## [Prompt]
Leaving out the pictures, retype all the material exactly.

[Dataset records on visual material]
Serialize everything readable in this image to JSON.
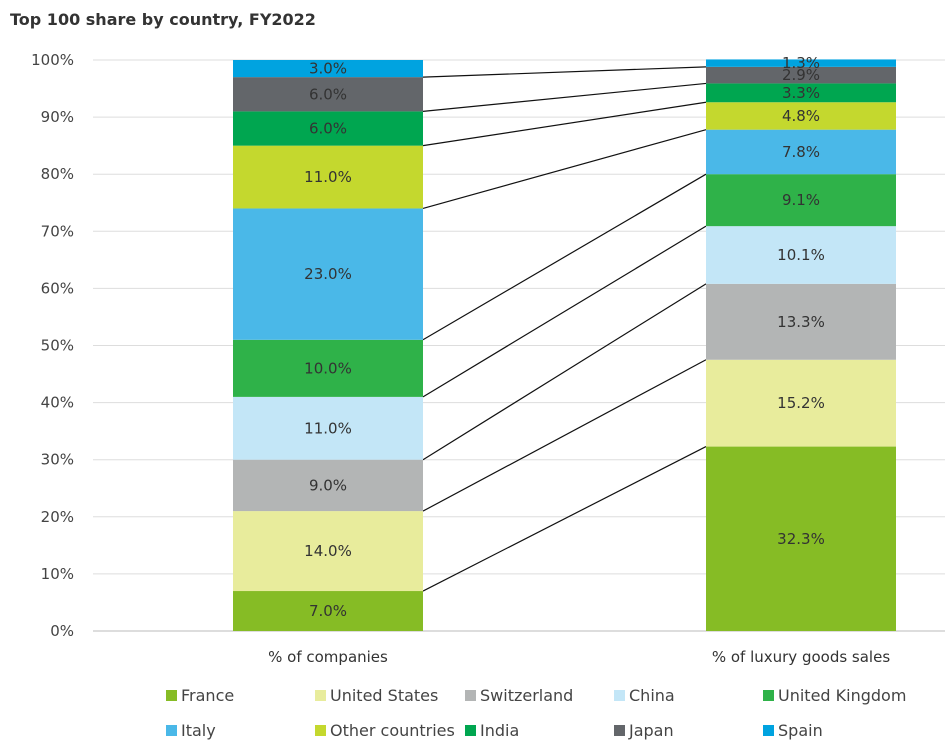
{
  "title": "Top 100 share by country, FY2022",
  "chart_data": {
    "type": "bar",
    "stacked": true,
    "title": "Top 100 share by country, FY2022",
    "categories": [
      "% of companies",
      "% of luxury goods sales"
    ],
    "y_ticks": [
      "0%",
      "10%",
      "20%",
      "30%",
      "40%",
      "50%",
      "60%",
      "70%",
      "80%",
      "90%",
      "100%"
    ],
    "ylim": [
      0,
      100
    ],
    "grid": true,
    "legend_position": "bottom",
    "connectors": true,
    "series": [
      {
        "name": "France",
        "color": "#86bc25",
        "values": [
          7.0,
          32.3
        ],
        "labels": [
          "7.0%",
          "32.3%"
        ]
      },
      {
        "name": "United States",
        "color": "#e8ec9c",
        "values": [
          14.0,
          15.2
        ],
        "labels": [
          "14.0%",
          "15.2%"
        ]
      },
      {
        "name": "Switzerland",
        "color": "#b3b5b5",
        "values": [
          9.0,
          13.3
        ],
        "labels": [
          "9.0%",
          "13.3%"
        ]
      },
      {
        "name": "China",
        "color": "#c3e6f7",
        "values": [
          11.0,
          10.1
        ],
        "labels": [
          "11.0%",
          "10.1%"
        ]
      },
      {
        "name": "United Kingdom",
        "color": "#2fb249",
        "values": [
          10.0,
          9.1
        ],
        "labels": [
          "10.0%",
          "9.1%"
        ]
      },
      {
        "name": "Italy",
        "color": "#4ab8e8",
        "values": [
          23.0,
          7.8
        ],
        "labels": [
          "23.0%",
          "7.8%"
        ]
      },
      {
        "name": "Other countries",
        "color": "#c4d82e",
        "values": [
          11.0,
          4.8
        ],
        "labels": [
          "11.0%",
          "4.8%"
        ]
      },
      {
        "name": "India",
        "color": "#00a650",
        "values": [
          6.0,
          3.3
        ],
        "labels": [
          "6.0%",
          "3.3%"
        ]
      },
      {
        "name": "Japan",
        "color": "#63666a",
        "values": [
          6.0,
          2.9
        ],
        "labels": [
          "6.0%",
          "2.9%"
        ]
      },
      {
        "name": "Spain",
        "color": "#00a3e0",
        "values": [
          3.0,
          1.3
        ],
        "labels": [
          "3.0%",
          "1.3%"
        ]
      }
    ]
  }
}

## [Task response]
Serialize everything readable in this image to JSON.
{
  "title": "Top 100 share by country, FY2022",
  "chart_data": {
    "type": "bar",
    "stacked": true,
    "title": "Top 100 share by country, FY2022",
    "categories": [
      "% of companies",
      "% of luxury goods sales"
    ],
    "y_ticks": [
      "0%",
      "10%",
      "20%",
      "30%",
      "40%",
      "50%",
      "60%",
      "70%",
      "80%",
      "90%",
      "100%"
    ],
    "ylim": [
      0,
      100
    ],
    "grid": true,
    "legend_position": "bottom",
    "connectors": true,
    "series": [
      {
        "name": "France",
        "color": "#86bc25",
        "values": [
          7.0,
          32.3
        ],
        "labels": [
          "7.0%",
          "32.3%"
        ]
      },
      {
        "name": "United States",
        "color": "#e8ec9c",
        "values": [
          14.0,
          15.2
        ],
        "labels": [
          "14.0%",
          "15.2%"
        ]
      },
      {
        "name": "Switzerland",
        "color": "#b3b5b5",
        "values": [
          9.0,
          13.3
        ],
        "labels": [
          "9.0%",
          "13.3%"
        ]
      },
      {
        "name": "China",
        "color": "#c3e6f7",
        "values": [
          11.0,
          10.1
        ],
        "labels": [
          "11.0%",
          "10.1%"
        ]
      },
      {
        "name": "United Kingdom",
        "color": "#2fb249",
        "values": [
          10.0,
          9.1
        ],
        "labels": [
          "10.0%",
          "9.1%"
        ]
      },
      {
        "name": "Italy",
        "color": "#4ab8e8",
        "values": [
          23.0,
          7.8
        ],
        "labels": [
          "23.0%",
          "7.8%"
        ]
      },
      {
        "name": "Other countries",
        "color": "#c4d82e",
        "values": [
          11.0,
          4.8
        ],
        "labels": [
          "11.0%",
          "4.8%"
        ]
      },
      {
        "name": "India",
        "color": "#00a650",
        "values": [
          6.0,
          3.3
        ],
        "labels": [
          "6.0%",
          "3.3%"
        ]
      },
      {
        "name": "Japan",
        "color": "#63666a",
        "values": [
          6.0,
          2.9
        ],
        "labels": [
          "6.0%",
          "2.9%"
        ]
      },
      {
        "name": "Spain",
        "color": "#00a3e0",
        "values": [
          3.0,
          1.3
        ],
        "labels": [
          "3.0%",
          "1.3%"
        ]
      }
    ]
  }
}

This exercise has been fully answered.